▸ Data:

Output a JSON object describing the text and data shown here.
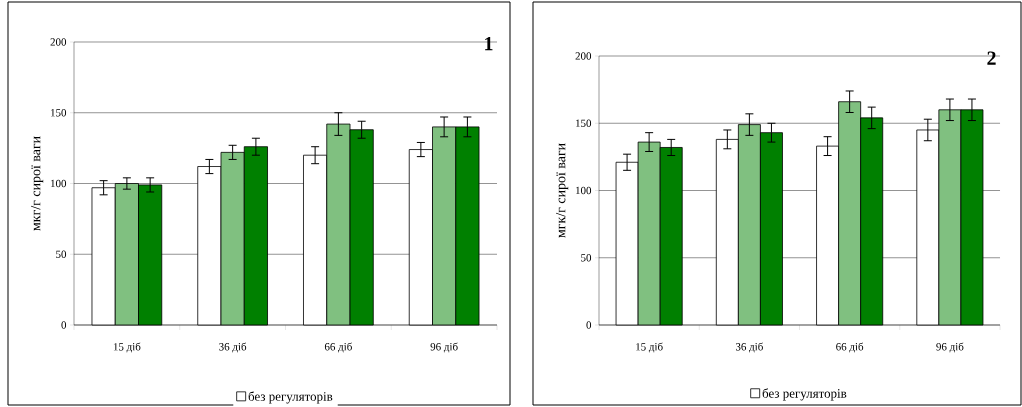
{
  "chart_data": [
    {
      "type": "bar",
      "ylabel": "мкг/г сирої ваги",
      "categories": [
        "15 діб",
        "36 діб",
        "66 діб",
        "96 діб"
      ],
      "series": [
        {
          "name": "без регуляторів",
          "color": "#ffffff",
          "values": [
            97,
            112,
            120,
            124
          ],
          "errors": [
            5,
            5,
            6,
            5
          ]
        },
        {
          "color": "#80c080",
          "values": [
            100,
            122,
            142,
            140
          ],
          "errors": [
            4,
            5,
            8,
            7
          ]
        },
        {
          "color": "#008000",
          "values": [
            99,
            126,
            138,
            140
          ],
          "errors": [
            5,
            6,
            6,
            7
          ]
        }
      ],
      "ylim": [
        0,
        200
      ],
      "yticks": [
        0,
        50,
        100,
        150,
        200
      ],
      "grid": "y",
      "legend": "bottom",
      "annotations": [
        "1"
      ]
    },
    {
      "type": "bar",
      "ylabel": "мгк/г сирої ваги",
      "categories": [
        "15 діб",
        "36 діб",
        "66 діб",
        "96 діб"
      ],
      "series": [
        {
          "name": "без регуляторів",
          "color": "#ffffff",
          "values": [
            121,
            138,
            133,
            145
          ],
          "errors": [
            6,
            7,
            7,
            8
          ]
        },
        {
          "color": "#80c080",
          "values": [
            136,
            149,
            166,
            160
          ],
          "errors": [
            7,
            8,
            8,
            8
          ]
        },
        {
          "color": "#008000",
          "values": [
            132,
            143,
            154,
            160
          ],
          "errors": [
            6,
            7,
            8,
            8
          ]
        }
      ],
      "ylim": [
        0,
        200
      ],
      "yticks": [
        0,
        50,
        100,
        150,
        200
      ],
      "grid": "y",
      "legend": "bottom",
      "annotations": [
        "2"
      ]
    }
  ]
}
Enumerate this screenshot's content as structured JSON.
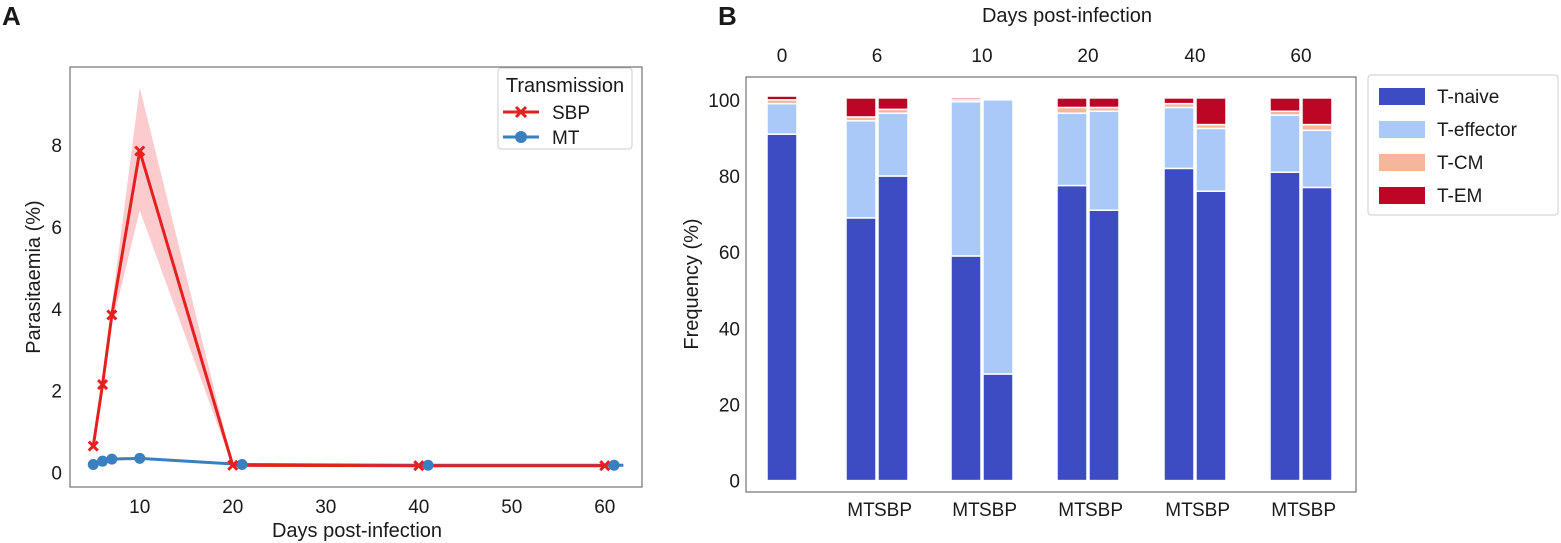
{
  "panel_labels": {
    "a": "A",
    "b": "B"
  },
  "colors": {
    "sbp_line": "#e32121",
    "sbp_band": "#f9b9bc",
    "mt_line": "#3a7fc0",
    "t_naive": "#3d4cc2",
    "t_effector": "#aac8f8",
    "t_cm": "#f5b79b",
    "t_em": "#bd0626"
  },
  "chart_data": [
    {
      "type": "line",
      "title": "",
      "xlabel": "Days post-infection",
      "ylabel": "Parasitaemia (%)",
      "xlim": [
        2.5,
        64
      ],
      "ylim": [
        -0.35,
        9.9
      ],
      "xticks": [
        10,
        20,
        30,
        40,
        50,
        60
      ],
      "yticks": [
        0,
        2,
        4,
        6,
        8
      ],
      "legend": {
        "title": "Transmission",
        "position": "top-right"
      },
      "series": [
        {
          "name": "SBP",
          "marker": "x",
          "x": [
            5,
            6,
            7,
            10,
            20,
            40,
            60
          ],
          "y": [
            0.65,
            2.15,
            3.85,
            7.85,
            0.18,
            0.17,
            0.17
          ],
          "band_low": [
            0.6,
            2.0,
            3.6,
            6.4,
            0.15,
            0.15,
            0.15
          ],
          "band_high": [
            0.7,
            2.3,
            4.1,
            9.4,
            0.2,
            0.2,
            0.2
          ]
        },
        {
          "name": "MT",
          "marker": "o",
          "x": [
            5,
            6,
            7,
            10,
            21,
            41,
            61,
            62
          ],
          "y": [
            0.2,
            0.28,
            0.33,
            0.35,
            0.2,
            0.18,
            0.18,
            0.18
          ]
        }
      ]
    },
    {
      "type": "bar",
      "stacked": true,
      "title": "Days post-infection",
      "xlabel": "",
      "ylabel": "Frequency (%)",
      "ylim": [
        -3,
        106
      ],
      "yticks": [
        0,
        20,
        40,
        60,
        80,
        100
      ],
      "legend": {
        "position": "right"
      },
      "stack_names": [
        "T-naive",
        "T-effector",
        "T-CM",
        "T-EM"
      ],
      "groups": [
        {
          "day": "0",
          "bars": [
            {
              "label": "",
              "values": [
                91,
                8,
                1,
                1
              ]
            }
          ]
        },
        {
          "day": "6",
          "bars": [
            {
              "label": "MT",
              "values": [
                69,
                25.5,
                1,
                5
              ]
            },
            {
              "label": "SBP",
              "values": [
                80,
                16.5,
                1,
                3
              ]
            }
          ]
        },
        {
          "day": "10",
          "bars": [
            {
              "label": "MT",
              "values": [
                59,
                40.5,
                0.5,
                0.5
              ]
            },
            {
              "label": "SBP",
              "values": [
                28,
                72,
                0,
                0
              ]
            }
          ]
        },
        {
          "day": "20",
          "bars": [
            {
              "label": "MT",
              "values": [
                77.5,
                19,
                1.5,
                2.5
              ]
            },
            {
              "label": "SBP",
              "values": [
                71,
                26,
                1,
                2.5
              ]
            }
          ]
        },
        {
          "day": "40",
          "bars": [
            {
              "label": "MT",
              "values": [
                82,
                16,
                1,
                1.5
              ]
            },
            {
              "label": "SBP",
              "values": [
                76,
                16.5,
                1,
                7
              ]
            }
          ]
        },
        {
          "day": "60",
          "bars": [
            {
              "label": "MT",
              "values": [
                81,
                15,
                1,
                3.5
              ]
            },
            {
              "label": "SBP",
              "values": [
                77,
                15,
                1.5,
                7
              ]
            }
          ]
        }
      ]
    }
  ]
}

▸ Your goal:
From the data above, work out how many lines hold "post". Answer with the number alone.

▸ Final result:
2